[Begin]
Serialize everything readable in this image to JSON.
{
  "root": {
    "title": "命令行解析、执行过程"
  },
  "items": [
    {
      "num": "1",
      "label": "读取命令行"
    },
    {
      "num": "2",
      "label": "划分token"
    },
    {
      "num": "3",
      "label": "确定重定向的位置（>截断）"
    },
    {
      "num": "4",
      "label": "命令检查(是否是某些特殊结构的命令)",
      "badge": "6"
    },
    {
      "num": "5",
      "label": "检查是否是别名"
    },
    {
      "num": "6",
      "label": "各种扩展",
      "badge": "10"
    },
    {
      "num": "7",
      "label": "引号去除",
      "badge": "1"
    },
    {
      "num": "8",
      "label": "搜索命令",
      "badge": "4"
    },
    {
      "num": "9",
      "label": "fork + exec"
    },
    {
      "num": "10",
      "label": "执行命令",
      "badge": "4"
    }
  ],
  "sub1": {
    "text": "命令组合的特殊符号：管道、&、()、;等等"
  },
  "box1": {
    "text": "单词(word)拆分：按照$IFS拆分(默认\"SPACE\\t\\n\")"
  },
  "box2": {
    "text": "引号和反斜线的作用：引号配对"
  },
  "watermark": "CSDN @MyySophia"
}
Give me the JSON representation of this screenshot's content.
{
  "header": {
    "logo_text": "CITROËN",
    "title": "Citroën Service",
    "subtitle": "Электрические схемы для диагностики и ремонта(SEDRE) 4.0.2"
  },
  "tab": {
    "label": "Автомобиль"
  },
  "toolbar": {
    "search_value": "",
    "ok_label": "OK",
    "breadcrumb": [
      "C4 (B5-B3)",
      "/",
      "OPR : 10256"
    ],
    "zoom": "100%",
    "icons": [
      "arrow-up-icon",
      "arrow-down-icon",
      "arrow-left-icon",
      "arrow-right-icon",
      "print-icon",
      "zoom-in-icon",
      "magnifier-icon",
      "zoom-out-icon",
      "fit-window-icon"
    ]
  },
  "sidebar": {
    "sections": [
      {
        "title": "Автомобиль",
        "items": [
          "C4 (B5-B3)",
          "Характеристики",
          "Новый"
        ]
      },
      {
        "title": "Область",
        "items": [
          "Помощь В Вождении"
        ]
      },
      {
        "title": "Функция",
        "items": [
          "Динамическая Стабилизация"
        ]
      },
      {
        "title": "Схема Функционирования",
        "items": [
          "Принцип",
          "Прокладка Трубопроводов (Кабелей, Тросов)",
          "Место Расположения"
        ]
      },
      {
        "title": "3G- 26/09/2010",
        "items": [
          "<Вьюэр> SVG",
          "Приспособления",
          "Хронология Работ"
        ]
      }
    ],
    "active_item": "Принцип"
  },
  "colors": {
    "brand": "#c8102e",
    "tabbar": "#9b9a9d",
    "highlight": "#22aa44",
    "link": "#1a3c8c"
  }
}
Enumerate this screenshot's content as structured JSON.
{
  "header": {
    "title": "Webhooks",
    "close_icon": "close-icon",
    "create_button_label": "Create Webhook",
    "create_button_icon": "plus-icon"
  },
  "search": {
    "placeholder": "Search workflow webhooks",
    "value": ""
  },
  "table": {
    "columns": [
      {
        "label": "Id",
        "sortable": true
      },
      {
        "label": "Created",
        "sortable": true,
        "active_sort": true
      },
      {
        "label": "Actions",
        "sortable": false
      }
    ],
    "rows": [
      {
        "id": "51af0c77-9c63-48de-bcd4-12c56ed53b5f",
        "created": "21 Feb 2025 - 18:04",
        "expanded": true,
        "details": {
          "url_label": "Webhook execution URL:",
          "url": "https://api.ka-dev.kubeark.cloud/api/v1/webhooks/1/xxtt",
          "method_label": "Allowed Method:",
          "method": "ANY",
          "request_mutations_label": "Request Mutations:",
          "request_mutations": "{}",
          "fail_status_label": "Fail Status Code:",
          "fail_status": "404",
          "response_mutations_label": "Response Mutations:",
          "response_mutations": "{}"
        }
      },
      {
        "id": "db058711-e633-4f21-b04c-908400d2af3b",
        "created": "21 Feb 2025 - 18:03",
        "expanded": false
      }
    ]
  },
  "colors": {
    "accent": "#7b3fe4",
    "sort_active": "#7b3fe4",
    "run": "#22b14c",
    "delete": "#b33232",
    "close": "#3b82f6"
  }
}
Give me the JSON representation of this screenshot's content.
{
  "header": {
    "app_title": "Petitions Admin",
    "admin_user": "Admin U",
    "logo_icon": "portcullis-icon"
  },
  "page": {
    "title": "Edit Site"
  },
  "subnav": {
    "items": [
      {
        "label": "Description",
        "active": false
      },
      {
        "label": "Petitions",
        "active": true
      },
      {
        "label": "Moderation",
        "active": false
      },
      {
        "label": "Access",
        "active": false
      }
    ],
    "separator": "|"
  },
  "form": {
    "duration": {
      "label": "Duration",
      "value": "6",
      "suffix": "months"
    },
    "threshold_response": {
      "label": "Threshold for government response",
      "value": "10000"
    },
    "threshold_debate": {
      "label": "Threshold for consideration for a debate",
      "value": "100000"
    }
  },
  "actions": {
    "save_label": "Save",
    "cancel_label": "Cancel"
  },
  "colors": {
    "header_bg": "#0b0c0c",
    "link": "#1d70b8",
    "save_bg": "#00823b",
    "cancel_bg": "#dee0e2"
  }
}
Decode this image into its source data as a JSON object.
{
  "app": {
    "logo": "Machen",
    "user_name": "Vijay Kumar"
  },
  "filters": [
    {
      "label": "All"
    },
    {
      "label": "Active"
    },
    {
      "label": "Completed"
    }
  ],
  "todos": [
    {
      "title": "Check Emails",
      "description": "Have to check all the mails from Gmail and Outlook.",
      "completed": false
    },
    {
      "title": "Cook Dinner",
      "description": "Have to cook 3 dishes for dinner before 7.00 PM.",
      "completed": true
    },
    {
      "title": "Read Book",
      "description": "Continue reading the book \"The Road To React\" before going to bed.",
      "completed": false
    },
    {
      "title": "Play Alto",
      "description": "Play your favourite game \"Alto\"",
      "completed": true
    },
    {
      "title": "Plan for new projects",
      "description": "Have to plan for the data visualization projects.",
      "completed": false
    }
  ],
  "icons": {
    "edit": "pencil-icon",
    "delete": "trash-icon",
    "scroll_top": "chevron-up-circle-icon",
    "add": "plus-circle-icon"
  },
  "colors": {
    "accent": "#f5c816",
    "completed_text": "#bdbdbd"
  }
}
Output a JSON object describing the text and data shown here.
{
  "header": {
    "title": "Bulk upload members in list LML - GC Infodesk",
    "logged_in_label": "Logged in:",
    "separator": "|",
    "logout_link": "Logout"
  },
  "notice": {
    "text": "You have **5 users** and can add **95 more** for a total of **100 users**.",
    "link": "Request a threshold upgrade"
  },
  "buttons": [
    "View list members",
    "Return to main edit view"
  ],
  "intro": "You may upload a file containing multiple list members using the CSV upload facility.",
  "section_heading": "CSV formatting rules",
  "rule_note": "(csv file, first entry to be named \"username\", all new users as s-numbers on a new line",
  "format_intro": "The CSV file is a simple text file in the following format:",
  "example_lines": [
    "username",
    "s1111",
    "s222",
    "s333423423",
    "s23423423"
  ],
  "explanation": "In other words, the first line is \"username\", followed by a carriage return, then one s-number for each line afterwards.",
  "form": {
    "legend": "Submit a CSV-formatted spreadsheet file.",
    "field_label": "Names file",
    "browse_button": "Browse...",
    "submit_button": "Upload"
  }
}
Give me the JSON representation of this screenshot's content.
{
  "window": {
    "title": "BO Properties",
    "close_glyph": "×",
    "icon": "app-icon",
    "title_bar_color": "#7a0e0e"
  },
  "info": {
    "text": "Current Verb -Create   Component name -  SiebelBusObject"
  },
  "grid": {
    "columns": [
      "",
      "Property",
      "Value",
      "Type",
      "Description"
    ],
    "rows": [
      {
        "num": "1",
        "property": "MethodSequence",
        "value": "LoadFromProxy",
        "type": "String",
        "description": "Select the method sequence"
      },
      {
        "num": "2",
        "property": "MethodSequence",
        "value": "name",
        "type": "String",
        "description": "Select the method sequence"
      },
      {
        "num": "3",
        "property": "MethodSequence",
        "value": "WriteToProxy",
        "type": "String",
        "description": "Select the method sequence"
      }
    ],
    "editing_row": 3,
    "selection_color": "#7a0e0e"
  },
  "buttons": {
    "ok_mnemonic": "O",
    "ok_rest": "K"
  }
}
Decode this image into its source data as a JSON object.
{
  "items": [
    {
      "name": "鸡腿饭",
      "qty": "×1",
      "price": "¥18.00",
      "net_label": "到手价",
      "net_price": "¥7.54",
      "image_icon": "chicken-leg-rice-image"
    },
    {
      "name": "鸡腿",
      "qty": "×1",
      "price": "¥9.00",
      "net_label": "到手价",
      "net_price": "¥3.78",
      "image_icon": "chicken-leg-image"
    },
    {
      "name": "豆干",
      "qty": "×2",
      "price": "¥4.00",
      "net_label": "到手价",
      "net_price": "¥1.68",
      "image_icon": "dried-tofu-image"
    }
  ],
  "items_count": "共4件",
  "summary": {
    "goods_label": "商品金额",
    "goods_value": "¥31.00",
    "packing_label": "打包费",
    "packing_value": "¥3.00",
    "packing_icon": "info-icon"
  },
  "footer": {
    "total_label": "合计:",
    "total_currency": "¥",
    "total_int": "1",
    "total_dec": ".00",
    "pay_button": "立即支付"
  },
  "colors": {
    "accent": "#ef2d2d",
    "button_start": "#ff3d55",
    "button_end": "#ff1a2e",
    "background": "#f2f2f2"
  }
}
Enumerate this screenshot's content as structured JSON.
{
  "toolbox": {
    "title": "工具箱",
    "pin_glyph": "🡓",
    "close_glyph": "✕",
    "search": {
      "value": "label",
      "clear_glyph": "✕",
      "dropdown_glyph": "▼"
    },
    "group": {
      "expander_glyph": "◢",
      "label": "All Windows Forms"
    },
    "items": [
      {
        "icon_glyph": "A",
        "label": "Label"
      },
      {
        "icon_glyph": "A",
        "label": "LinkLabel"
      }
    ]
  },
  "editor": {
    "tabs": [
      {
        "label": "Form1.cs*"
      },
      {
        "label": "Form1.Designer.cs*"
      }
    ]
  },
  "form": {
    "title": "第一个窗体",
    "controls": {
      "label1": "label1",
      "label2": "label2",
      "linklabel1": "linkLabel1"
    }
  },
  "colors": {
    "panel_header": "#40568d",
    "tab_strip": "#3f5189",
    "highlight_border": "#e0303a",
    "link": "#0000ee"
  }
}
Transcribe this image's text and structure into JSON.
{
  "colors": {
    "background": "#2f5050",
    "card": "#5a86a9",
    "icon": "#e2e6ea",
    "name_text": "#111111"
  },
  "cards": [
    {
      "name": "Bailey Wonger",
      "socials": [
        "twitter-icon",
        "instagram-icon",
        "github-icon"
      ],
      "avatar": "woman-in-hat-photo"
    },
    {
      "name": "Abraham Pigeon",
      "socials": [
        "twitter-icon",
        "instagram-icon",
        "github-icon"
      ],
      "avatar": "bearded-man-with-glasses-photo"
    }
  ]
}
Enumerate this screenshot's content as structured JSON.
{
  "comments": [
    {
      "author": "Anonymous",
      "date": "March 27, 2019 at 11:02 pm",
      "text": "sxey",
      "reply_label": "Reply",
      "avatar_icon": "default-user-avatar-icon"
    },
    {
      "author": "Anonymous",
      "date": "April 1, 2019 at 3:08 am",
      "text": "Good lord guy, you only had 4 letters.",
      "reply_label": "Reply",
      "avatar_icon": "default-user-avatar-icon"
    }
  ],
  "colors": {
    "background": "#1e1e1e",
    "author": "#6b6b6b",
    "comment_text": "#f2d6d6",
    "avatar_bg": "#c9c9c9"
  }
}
[End]
> [Exercise instructions] Identify and extract each line of the listing that contains "users".

> [Response below]
    "text": "You have **5 users** and can add **95 more** for a total of **100 users**.",
  "rule_note": "(csv file, first entry to be named \"username\", all new users as s-numbers on a new line",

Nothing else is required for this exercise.